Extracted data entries

◆ ◆ ◆ ◆

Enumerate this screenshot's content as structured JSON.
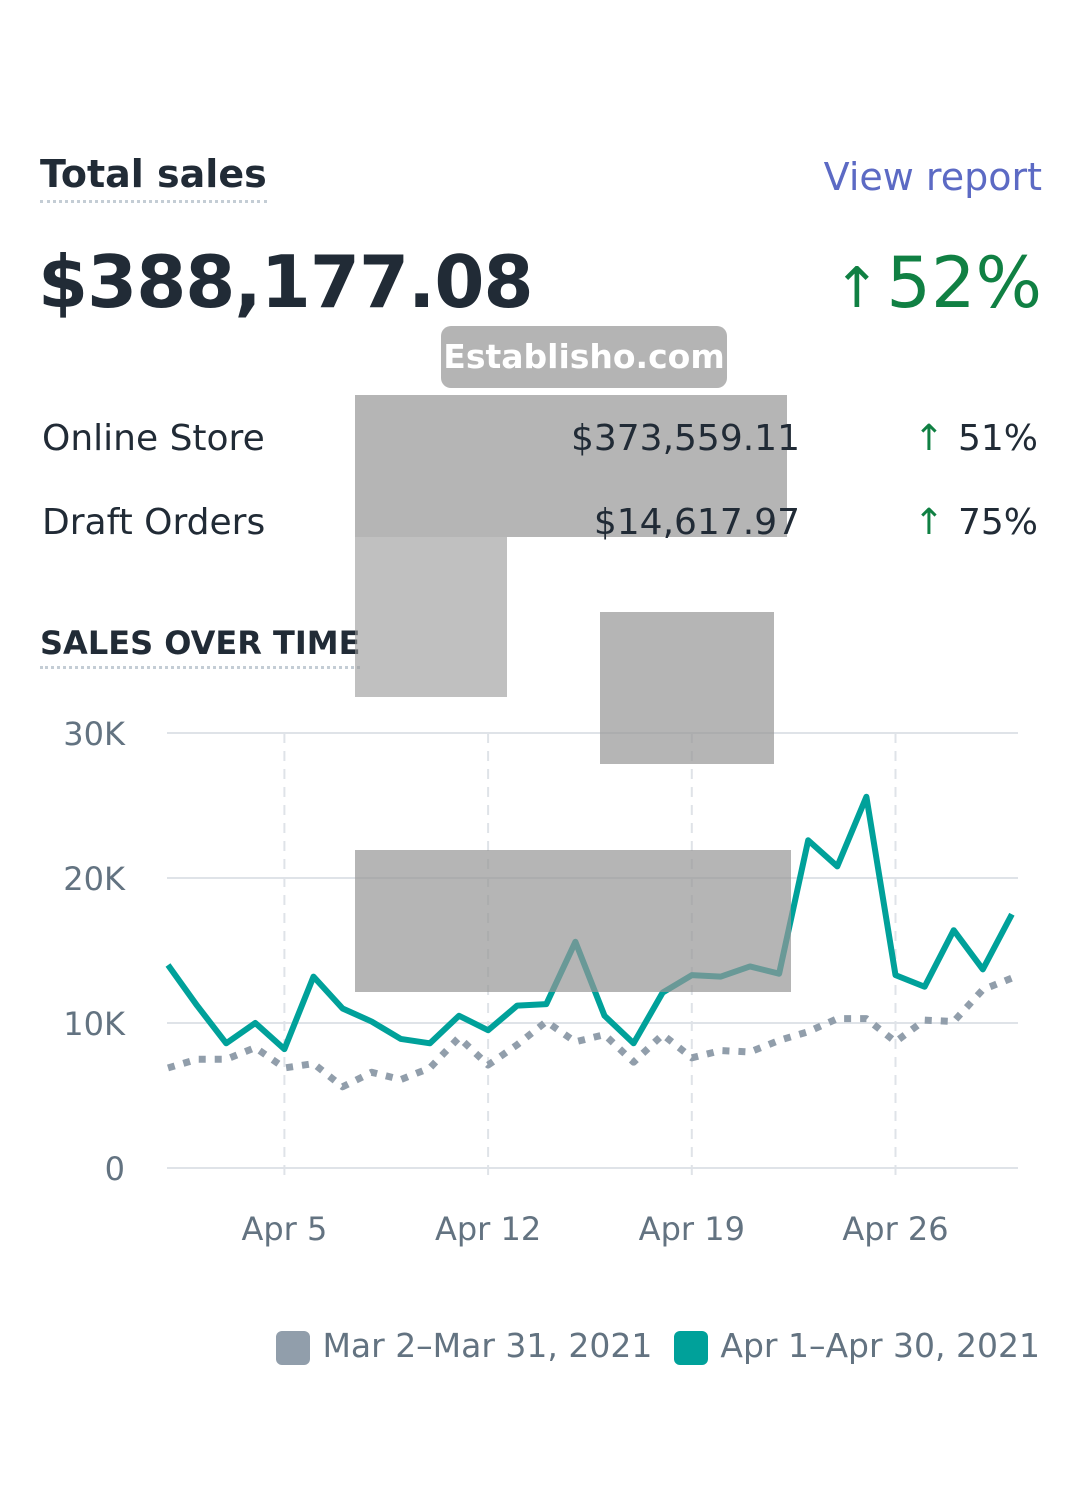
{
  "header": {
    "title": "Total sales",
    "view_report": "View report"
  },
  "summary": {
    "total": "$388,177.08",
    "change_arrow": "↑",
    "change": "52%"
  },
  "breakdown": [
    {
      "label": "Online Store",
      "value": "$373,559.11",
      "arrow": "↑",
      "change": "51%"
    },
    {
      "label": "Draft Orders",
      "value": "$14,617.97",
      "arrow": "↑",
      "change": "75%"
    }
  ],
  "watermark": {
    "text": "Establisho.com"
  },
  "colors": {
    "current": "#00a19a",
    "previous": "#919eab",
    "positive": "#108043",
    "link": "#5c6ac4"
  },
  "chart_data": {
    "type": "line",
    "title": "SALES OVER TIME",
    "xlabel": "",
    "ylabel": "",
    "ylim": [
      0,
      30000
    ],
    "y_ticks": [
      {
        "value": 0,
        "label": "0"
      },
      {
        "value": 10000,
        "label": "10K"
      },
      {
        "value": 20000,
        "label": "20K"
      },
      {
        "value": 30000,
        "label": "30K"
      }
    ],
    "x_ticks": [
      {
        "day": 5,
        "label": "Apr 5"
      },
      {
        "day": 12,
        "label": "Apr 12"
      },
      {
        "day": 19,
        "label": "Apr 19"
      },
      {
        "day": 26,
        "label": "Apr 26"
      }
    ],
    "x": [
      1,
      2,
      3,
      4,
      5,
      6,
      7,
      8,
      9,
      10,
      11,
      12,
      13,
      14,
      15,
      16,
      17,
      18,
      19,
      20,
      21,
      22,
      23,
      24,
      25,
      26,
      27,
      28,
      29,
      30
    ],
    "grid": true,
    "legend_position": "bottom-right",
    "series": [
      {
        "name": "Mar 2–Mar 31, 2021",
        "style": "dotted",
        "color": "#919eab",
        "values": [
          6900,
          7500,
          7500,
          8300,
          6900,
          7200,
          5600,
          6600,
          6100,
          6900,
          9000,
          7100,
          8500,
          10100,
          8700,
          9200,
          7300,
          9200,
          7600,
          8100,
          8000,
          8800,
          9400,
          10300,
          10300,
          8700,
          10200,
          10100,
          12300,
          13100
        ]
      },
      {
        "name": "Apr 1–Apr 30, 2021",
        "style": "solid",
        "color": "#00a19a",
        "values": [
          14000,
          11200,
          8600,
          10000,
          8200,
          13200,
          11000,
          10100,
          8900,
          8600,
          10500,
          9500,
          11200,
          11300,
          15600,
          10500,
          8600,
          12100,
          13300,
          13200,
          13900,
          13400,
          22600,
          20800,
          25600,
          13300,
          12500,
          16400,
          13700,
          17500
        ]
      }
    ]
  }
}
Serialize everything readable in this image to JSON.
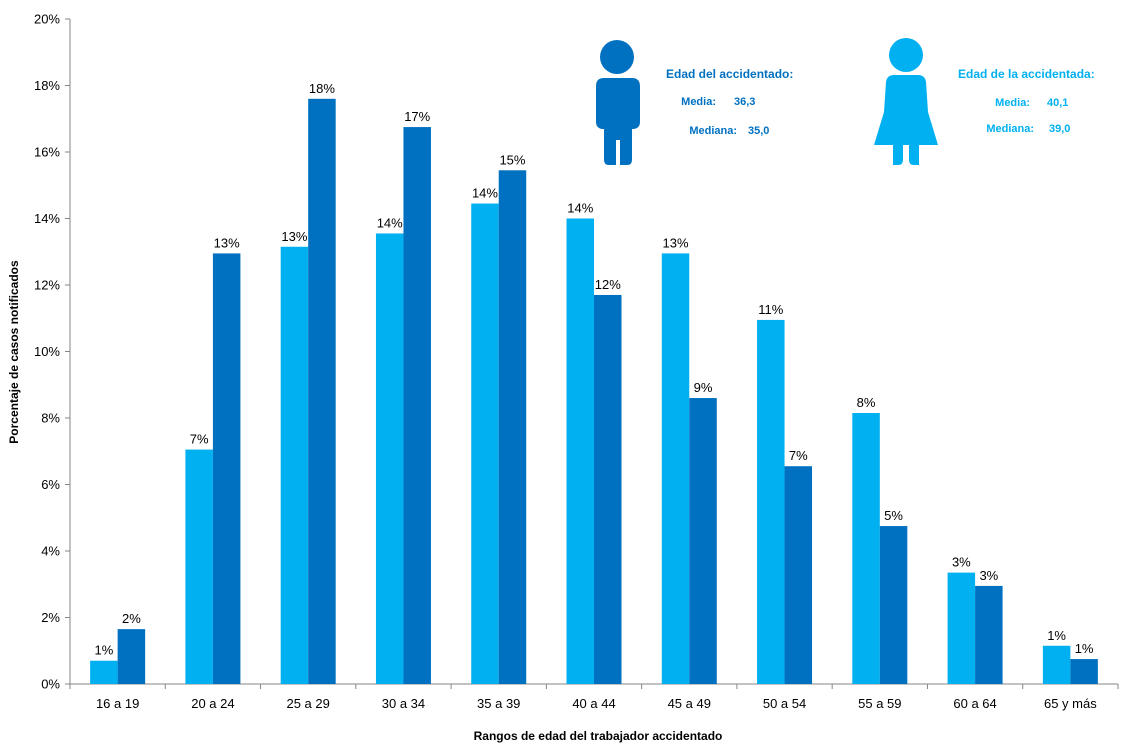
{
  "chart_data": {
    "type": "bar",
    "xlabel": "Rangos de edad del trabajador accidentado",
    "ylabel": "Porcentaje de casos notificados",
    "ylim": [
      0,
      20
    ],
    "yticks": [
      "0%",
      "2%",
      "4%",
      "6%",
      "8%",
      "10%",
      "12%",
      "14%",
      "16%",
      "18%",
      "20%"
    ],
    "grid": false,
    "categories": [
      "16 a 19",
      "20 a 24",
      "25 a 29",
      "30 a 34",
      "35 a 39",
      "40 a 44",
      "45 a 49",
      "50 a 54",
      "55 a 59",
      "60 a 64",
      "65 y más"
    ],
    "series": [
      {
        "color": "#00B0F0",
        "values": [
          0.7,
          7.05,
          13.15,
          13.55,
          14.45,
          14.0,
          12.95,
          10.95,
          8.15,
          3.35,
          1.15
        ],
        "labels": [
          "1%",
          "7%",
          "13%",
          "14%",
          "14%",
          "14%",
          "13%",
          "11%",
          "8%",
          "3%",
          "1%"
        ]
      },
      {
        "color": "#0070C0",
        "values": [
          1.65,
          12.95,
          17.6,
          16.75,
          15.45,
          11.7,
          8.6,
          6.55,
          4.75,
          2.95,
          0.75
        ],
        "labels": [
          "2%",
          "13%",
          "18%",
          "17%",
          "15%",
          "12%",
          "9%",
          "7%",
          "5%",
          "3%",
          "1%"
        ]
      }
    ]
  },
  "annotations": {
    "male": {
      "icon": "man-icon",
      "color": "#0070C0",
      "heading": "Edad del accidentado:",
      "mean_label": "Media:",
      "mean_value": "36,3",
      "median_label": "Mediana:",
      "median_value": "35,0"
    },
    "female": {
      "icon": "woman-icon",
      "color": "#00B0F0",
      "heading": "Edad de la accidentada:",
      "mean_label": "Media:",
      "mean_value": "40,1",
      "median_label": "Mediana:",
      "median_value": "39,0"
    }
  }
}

◆ ◆ ◆ ◆

(WORK INSTRUCTIONS):
Repeat each line of the records above exactly, but do not copy the pictures.

(OUTPUT OF THE TASK):
Enumerate this screenshot's content as structured JSON.
{
  "header": {
    "title": "Total sales",
    "view_report": "View report"
  },
  "summary": {
    "total": "$388,177.08",
    "change_arrow": "↑",
    "change": "52%"
  },
  "breakdown": [
    {
      "label": "Online Store",
      "value": "$373,559.11",
      "arrow": "↑",
      "change": "51%"
    },
    {
      "label": "Draft Orders",
      "value": "$14,617.97",
      "arrow": "↑",
      "change": "75%"
    }
  ],
  "watermark": {
    "text": "Establisho.com"
  },
  "colors": {
    "current": "#00a19a",
    "previous": "#919eab",
    "positive": "#108043",
    "link": "#5c6ac4"
  },
  "chart_data": {
    "type": "line",
    "title": "SALES OVER TIME",
    "xlabel": "",
    "ylabel": "",
    "ylim": [
      0,
      30000
    ],
    "y_ticks": [
      {
        "value": 0,
        "label": "0"
      },
      {
        "value": 10000,
        "label": "10K"
      },
      {
        "value": 20000,
        "label": "20K"
      },
      {
        "value": 30000,
        "label": "30K"
      }
    ],
    "x_ticks": [
      {
        "day": 5,
        "label": "Apr 5"
      },
      {
        "day": 12,
        "label": "Apr 12"
      },
      {
        "day": 19,
        "label": "Apr 19"
      },
      {
        "day": 26,
        "label": "Apr 26"
      }
    ],
    "x": [
      1,
      2,
      3,
      4,
      5,
      6,
      7,
      8,
      9,
      10,
      11,
      12,
      13,
      14,
      15,
      16,
      17,
      18,
      19,
      20,
      21,
      22,
      23,
      24,
      25,
      26,
      27,
      28,
      29,
      30
    ],
    "grid": true,
    "legend_position": "bottom-right",
    "series": [
      {
        "name": "Mar 2–Mar 31, 2021",
        "style": "dotted",
        "color": "#919eab",
        "values": [
          6900,
          7500,
          7500,
          8300,
          6900,
          7200,
          5600,
          6600,
          6100,
          6900,
          9000,
          7100,
          8500,
          10100,
          8700,
          9200,
          7300,
          9200,
          7600,
          8100,
          8000,
          8800,
          9400,
          10300,
          10300,
          8700,
          10200,
          10100,
          12300,
          13100
        ]
      },
      {
        "name": "Apr 1–Apr 30, 2021",
        "style": "solid",
        "color": "#00a19a",
        "values": [
          14000,
          11200,
          8600,
          10000,
          8200,
          13200,
          11000,
          10100,
          8900,
          8600,
          10500,
          9500,
          11200,
          11300,
          15600,
          10500,
          8600,
          12100,
          13300,
          13200,
          13900,
          13400,
          22600,
          20800,
          25600,
          13300,
          12500,
          16400,
          13700,
          17500
        ]
      }
    ]
  }
}
Serialize everything readable in this image to JSON.
{
  "chart_data": {
    "type": "bar",
    "xlabel": "Rangos de edad del trabajador accidentado",
    "ylabel": "Porcentaje de casos notificados",
    "ylim": [
      0,
      20
    ],
    "yticks": [
      "0%",
      "2%",
      "4%",
      "6%",
      "8%",
      "10%",
      "12%",
      "14%",
      "16%",
      "18%",
      "20%"
    ],
    "grid": false,
    "categories": [
      "16 a 19",
      "20 a 24",
      "25 a 29",
      "30 a 34",
      "35 a 39",
      "40 a 44",
      "45 a 49",
      "50 a 54",
      "55 a 59",
      "60 a 64",
      "65 y más"
    ],
    "series": [
      {
        "color": "#00B0F0",
        "values": [
          0.7,
          7.05,
          13.15,
          13.55,
          14.45,
          14.0,
          12.95,
          10.95,
          8.15,
          3.35,
          1.15
        ],
        "labels": [
          "1%",
          "7%",
          "13%",
          "14%",
          "14%",
          "14%",
          "13%",
          "11%",
          "8%",
          "3%",
          "1%"
        ]
      },
      {
        "color": "#0070C0",
        "values": [
          1.65,
          12.95,
          17.6,
          16.75,
          15.45,
          11.7,
          8.6,
          6.55,
          4.75,
          2.95,
          0.75
        ],
        "labels": [
          "2%",
          "13%",
          "18%",
          "17%",
          "15%",
          "12%",
          "9%",
          "7%",
          "5%",
          "3%",
          "1%"
        ]
      }
    ]
  },
  "annotations": {
    "male": {
      "icon": "man-icon",
      "color": "#0070C0",
      "heading": "Edad del accidentado:",
      "mean_label": "Media:",
      "mean_value": "36,3",
      "median_label": "Mediana:",
      "median_value": "35,0"
    },
    "female": {
      "icon": "woman-icon",
      "color": "#00B0F0",
      "heading": "Edad de la accidentada:",
      "mean_label": "Media:",
      "mean_value": "40,1",
      "median_label": "Mediana:",
      "median_value": "39,0"
    }
  }
}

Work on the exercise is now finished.